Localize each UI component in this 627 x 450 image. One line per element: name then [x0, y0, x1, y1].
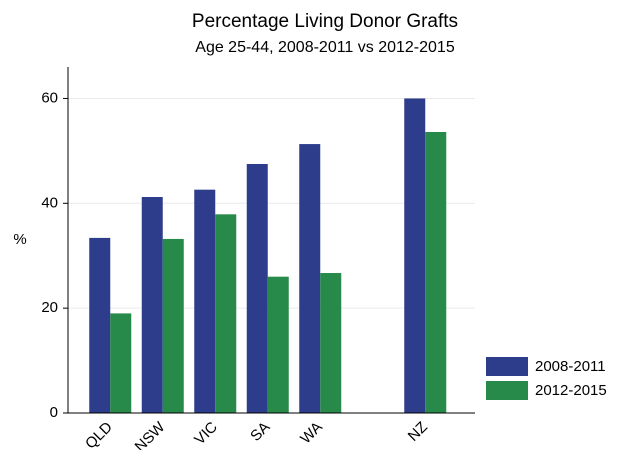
bar: [320, 273, 342, 413]
bar: [141, 197, 163, 413]
bar: [89, 237, 111, 413]
bar: [215, 214, 237, 413]
y-tick-label: 60: [41, 89, 58, 106]
y-tick-label: 0: [50, 404, 58, 421]
bar: [110, 313, 132, 413]
y-axis-label: %: [13, 231, 26, 248]
y-tick-label: 40: [41, 194, 58, 211]
legend-label: 2008-2011: [535, 358, 606, 375]
bar: [194, 189, 216, 413]
legend-swatch: [486, 381, 528, 400]
chart-subtitle: Age 25-44, 2008-2011 vs 2012-2015: [195, 39, 455, 56]
y-tick-label: 20: [41, 299, 58, 316]
bar: [404, 98, 426, 414]
bar: [162, 238, 184, 413]
chart-title: Percentage Living Donor Grafts: [192, 11, 458, 32]
bar: [246, 163, 268, 413]
bar: [299, 144, 321, 413]
bar: [425, 132, 447, 414]
legend-swatch: [486, 357, 528, 376]
bar: [267, 276, 289, 413]
legend-label: 2012-2015: [535, 382, 607, 399]
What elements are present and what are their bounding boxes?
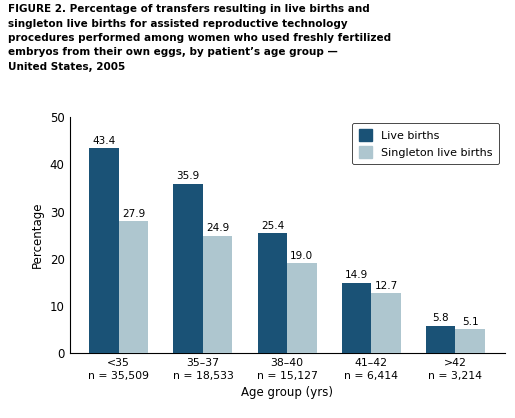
Text: 5.8: 5.8 (433, 314, 449, 324)
X-axis label: Age group (yrs): Age group (yrs) (241, 386, 333, 400)
Y-axis label: Percentage: Percentage (31, 202, 44, 268)
Text: 27.9: 27.9 (122, 209, 145, 219)
Text: 12.7: 12.7 (374, 281, 398, 291)
Bar (174, 184, 203, 353)
Text: 25.4: 25.4 (261, 221, 284, 231)
Bar (89, 148, 119, 353)
Bar (203, 236, 232, 353)
Bar (371, 293, 401, 353)
Text: 14.9: 14.9 (345, 270, 368, 280)
Bar (455, 329, 485, 353)
Bar (119, 222, 148, 353)
Text: 43.4: 43.4 (92, 136, 116, 146)
Text: 35.9: 35.9 (177, 171, 200, 181)
Text: 24.9: 24.9 (206, 223, 229, 233)
Bar (258, 233, 287, 353)
Bar (342, 283, 371, 353)
Bar (426, 326, 455, 353)
Text: 19.0: 19.0 (290, 251, 314, 261)
Text: FIGURE 2. Percentage of transfers resulting in live births and
singleton live bi: FIGURE 2. Percentage of transfers result… (8, 4, 391, 72)
Text: 5.1: 5.1 (462, 317, 478, 327)
Legend: Live births, Singleton live births: Live births, Singleton live births (352, 122, 499, 164)
Bar (287, 263, 317, 353)
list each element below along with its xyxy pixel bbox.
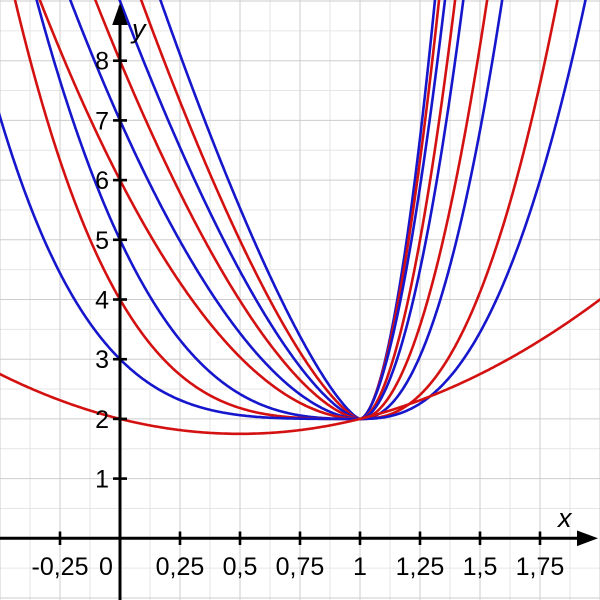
x-tick-labels: -0,25 0 0,25 0,5 0,75 1 1,25 1,5 1,75 — [32, 553, 565, 581]
x-tick-label: 1 — [353, 553, 367, 581]
axis-ticks — [58, 59, 542, 545]
y-tick-label: 4 — [95, 287, 109, 315]
y-axis-arrow-icon — [112, 3, 128, 25]
x-tick-label: 0,5 — [223, 553, 258, 581]
x-tick-label: 1,5 — [463, 553, 498, 581]
x-tick-label: 0,75 — [276, 553, 325, 581]
x-axis-label: x — [556, 503, 573, 533]
y-tick-label: 7 — [95, 107, 109, 135]
curve-f6[interactable] — [0, 0, 497, 421]
curve-f7[interactable] — [0, 0, 487, 421]
y-tick-label: 3 — [95, 346, 109, 374]
x-tick-label: -0,25 — [32, 553, 89, 581]
x-tick-label: 1,75 — [516, 553, 565, 581]
y-tick-labels: 1 2 3 4 5 6 7 8 — [95, 48, 109, 494]
curve-f8[interactable] — [16, 0, 477, 421]
x-tick-label: 1,25 — [396, 553, 445, 581]
y-tick-label: 6 — [95, 167, 109, 195]
x-axis-arrow-icon — [577, 530, 598, 547]
curve-f9[interactable] — [41, 0, 467, 421]
y-tick-label: 1 — [95, 466, 109, 494]
y-axis-label: y — [130, 14, 147, 44]
x-tick-label: 0 — [99, 553, 113, 581]
curves-layer — [0, 0, 600, 436]
curve-f4[interactable] — [0, 0, 541, 421]
curve-f5[interactable] — [0, 0, 526, 421]
y-tick-label: 2 — [95, 406, 109, 434]
y-tick-label: 5 — [95, 227, 109, 255]
curve-f1[interactable] — [0, 297, 600, 436]
axes — [0, 3, 598, 600]
y-tick-label: 8 — [95, 48, 109, 76]
x-tick-label: 0,25 — [156, 553, 205, 581]
curve-f2[interactable] — [0, 0, 600, 421]
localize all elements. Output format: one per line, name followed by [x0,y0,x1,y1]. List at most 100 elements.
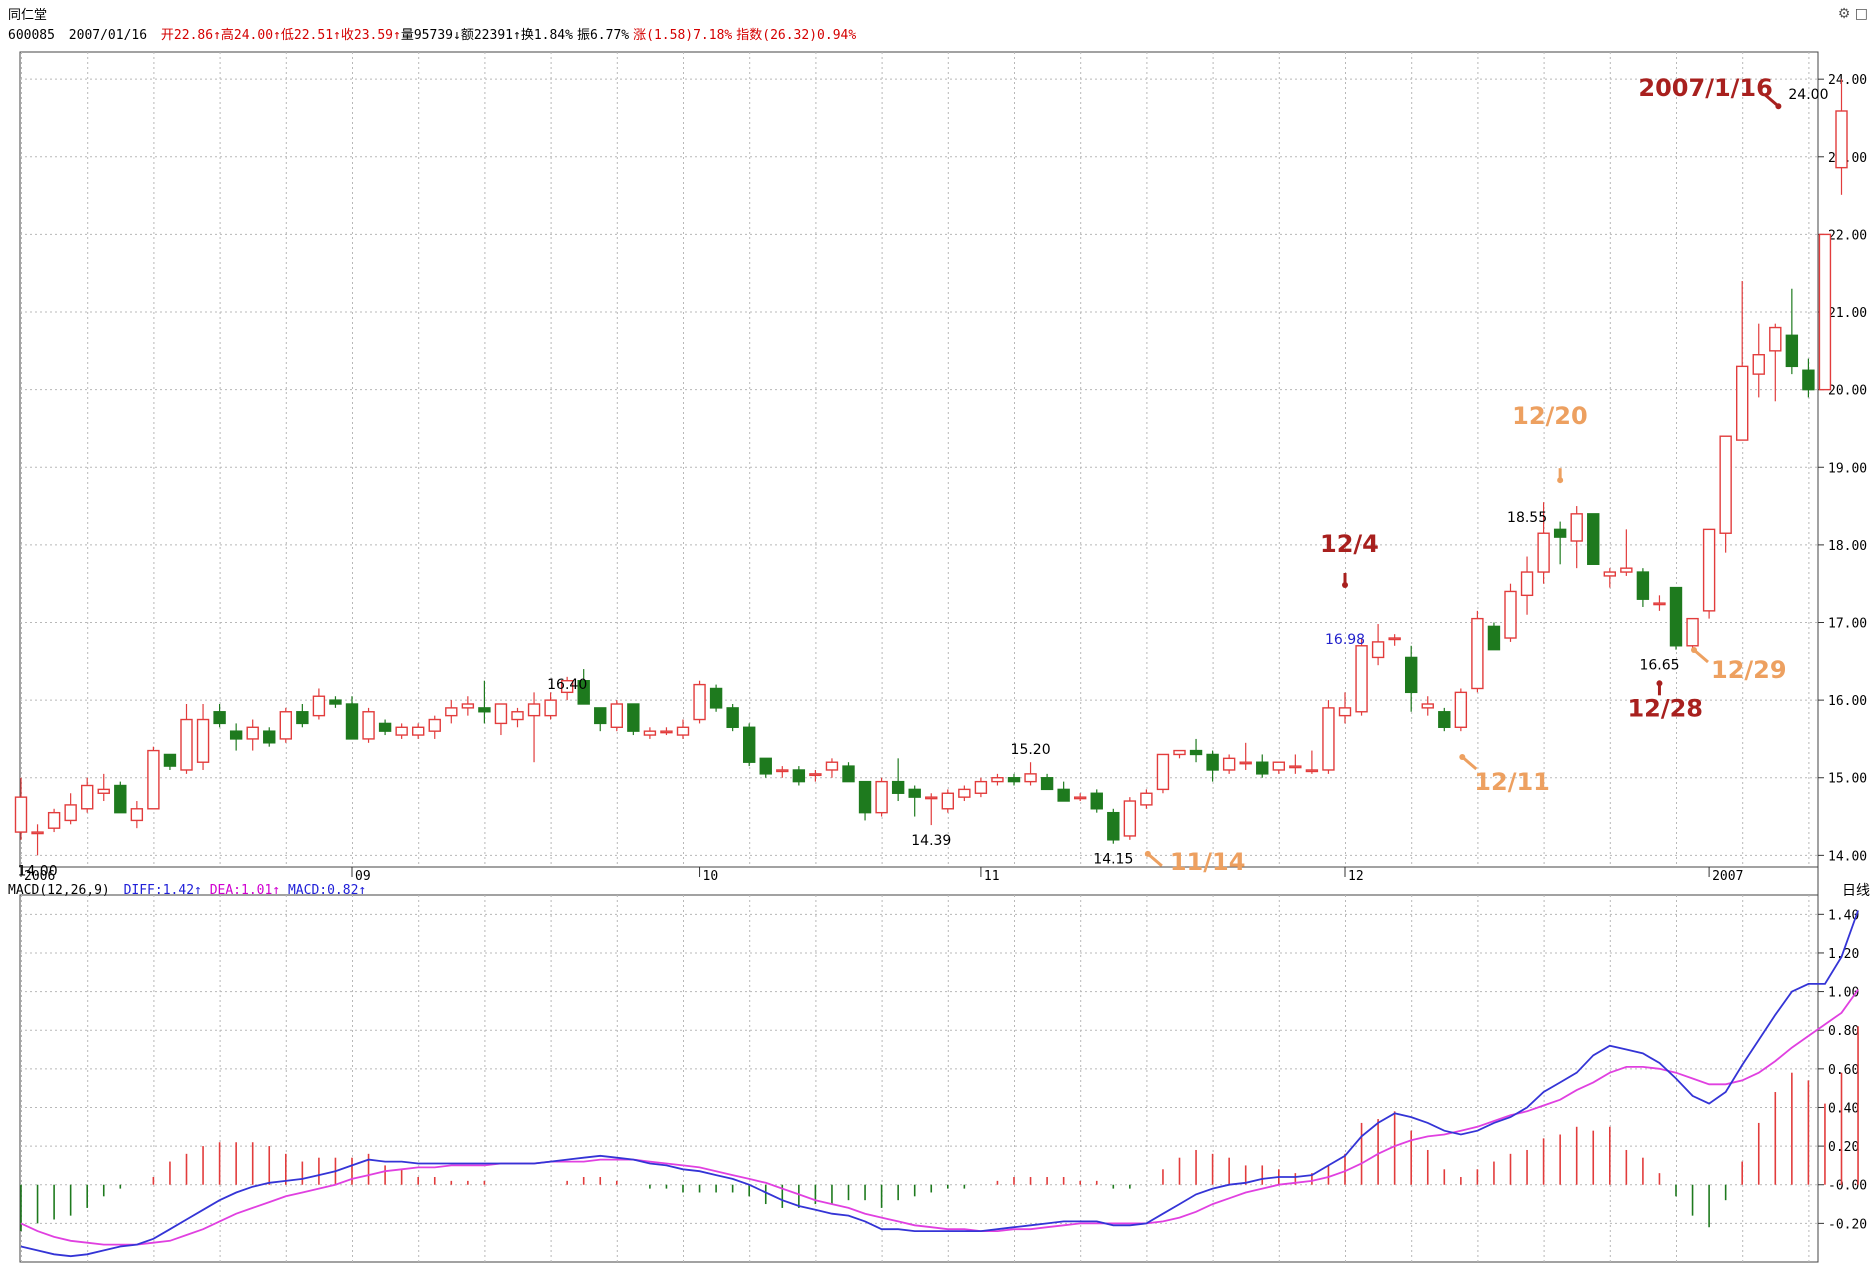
price-axis-label: 20.00 [1828,384,1867,399]
candle-body [213,711,226,725]
candle-body [1620,567,1633,573]
annotation-label: 2007/1/16 [1638,74,1772,102]
candle-body [478,707,491,713]
date-axis-label: 2007 [1712,869,1743,884]
annotation-arrow-head [1775,103,1782,110]
candle-body [1487,625,1501,651]
price-panel-frame [19,51,1819,868]
candle-body [1090,792,1103,810]
settings-icon[interactable]: ⚙ [1837,6,1851,22]
candle-body [1421,703,1434,709]
candle-body [246,726,259,740]
annotation-label: 12/29 [1711,656,1787,684]
close-value: 23.59 [353,28,394,43]
macd-axis-label: 0.40 [1828,1101,1859,1116]
candle-body [627,703,640,732]
candle-body [461,703,475,709]
annotation-label: 12/28 [1627,694,1703,722]
macd-macd-value: MACD:0.82↑ [287,883,367,898]
candle-body [743,726,756,763]
candle-body [378,722,392,732]
price-extreme-label: 14.00 [18,863,58,879]
period-label[interactable]: 日线 [1842,883,1870,899]
candle-body [1735,365,1749,441]
macd-axis-label: 1.40 [1828,908,1859,923]
candle-body [511,711,524,721]
candle-body [1769,326,1782,352]
annotation-arrow-head [1342,581,1348,588]
quote-date: 2007/01/16 [68,28,148,43]
price-extreme-label: 24.00 [1788,87,1828,103]
candle-body [1189,749,1203,756]
candle-body [660,730,673,734]
candle-body [1173,749,1186,756]
candle-body [842,765,855,783]
candle-body [114,784,127,814]
candle-body [1603,571,1617,577]
candle-body [1785,334,1799,368]
annotation-label: 12/20 [1512,402,1588,430]
candle-body [1835,110,1848,169]
candle-body [991,777,1004,783]
candle-body [1669,586,1683,647]
candle-body [941,792,954,810]
macd-axis-label: 0.20 [1828,1140,1859,1155]
price-extreme-label: 15.20 [1011,742,1051,758]
stock-name: 同仁堂 [8,8,48,23]
candle-body [1388,637,1401,641]
candle-body [759,757,772,775]
window-controls[interactable]: ⚙ □ [1838,6,1868,22]
price-axis-label: 19.00 [1828,461,1867,476]
macd-axis-label: 0.60 [1828,1063,1859,1078]
price-extreme-label: 16.40 [547,677,587,693]
annotation-arrow-head [1144,850,1151,857]
candle-body [362,711,375,740]
candle-body [1636,571,1650,600]
candle-body [643,730,657,736]
candle-body [594,707,607,725]
maximize-icon[interactable]: □ [1854,6,1868,22]
candle-body [1570,513,1583,542]
annotation-arrow-head [1691,647,1697,654]
high-value: 24.00 [233,28,274,43]
candle-body [428,718,441,732]
price-axis-label: 16.00 [1828,694,1867,709]
candle-body [1206,753,1219,771]
candle-body [1587,513,1600,565]
quote-summary: 600085 2007/01/16 开22.86↑高24.00↑低22.51↑收… [8,28,857,43]
candle-body [229,730,243,740]
macd-axis-label: 1.00 [1828,986,1859,1001]
candle-body [1040,777,1054,791]
candle-body [494,703,508,725]
candle-body [1438,711,1451,728]
candle-body [312,695,326,717]
candle-body [1719,435,1732,534]
candle-body [577,680,590,705]
annotation-arrow [1461,755,1478,771]
candle-body [97,788,110,794]
candle-body [825,761,839,771]
low-value: 22.51 [293,28,334,43]
candle-body [925,796,938,800]
index-value: (26.32)0.94% [762,28,857,43]
price-extreme-label: 16.65 [1639,658,1679,674]
candle-body [163,753,177,767]
candle-body [693,683,706,721]
candle-body [1818,233,1832,391]
candle-body [1553,528,1567,538]
annotation-label: 11/14 [1170,848,1246,876]
candle-body [974,780,988,794]
candle-body [395,726,408,736]
date-axis-label: 2006 [24,869,55,884]
macd-axis-label: -0.20 [1828,1217,1867,1232]
candle-body [47,811,61,829]
stock-code: 600085 [8,28,55,43]
dea-line [20,989,1859,1246]
candle-body [412,726,425,736]
candle-body [1024,773,1037,783]
annotation-arrow-head [1656,680,1663,687]
candle-body [1322,707,1335,771]
macd-panel-frame [19,894,1819,1263]
candle-body [908,788,921,798]
candle-body [1057,788,1070,802]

* * *

● **What is needed**: Return the stretch of lines from the one containing "bar: [320, 273, 342, 413]" through the one containing "What elements are", copied verbatim.

● **Solution to this exercise**:
bar: [320, 273, 342, 413]
bar: [141, 197, 163, 413]
bar: [89, 237, 111, 413]
bar: [215, 214, 237, 413]
y-tick-label: 60: [41, 89, 58, 106]
y-tick-label: 0: [50, 404, 58, 421]
bar: [110, 313, 132, 413]
y-axis-label: %: [13, 231, 26, 248]
y-tick-label: 40: [41, 194, 58, 211]
legend-label: 2008-2011: [535, 358, 606, 375]
bar: [194, 189, 216, 413]
legend-swatch: [486, 381, 528, 400]
chart-subtitle: Age 25-44, 2008-2011 vs 2012-2015: [195, 39, 455, 56]
y-tick-label: 20: [41, 299, 58, 316]
bar: [404, 98, 426, 414]
bar: [162, 238, 184, 413]
chart-title: Percentage Living Donor Grafts: [192, 11, 458, 32]
bar: [246, 163, 268, 413]
bar: [299, 144, 321, 413]
bar: [425, 132, 447, 414]
legend-swatch: [486, 357, 528, 376]
bar: [267, 276, 289, 413]
legend-label: 2012-2015: [535, 382, 607, 399]
What elements are present and what are their bounding boxes?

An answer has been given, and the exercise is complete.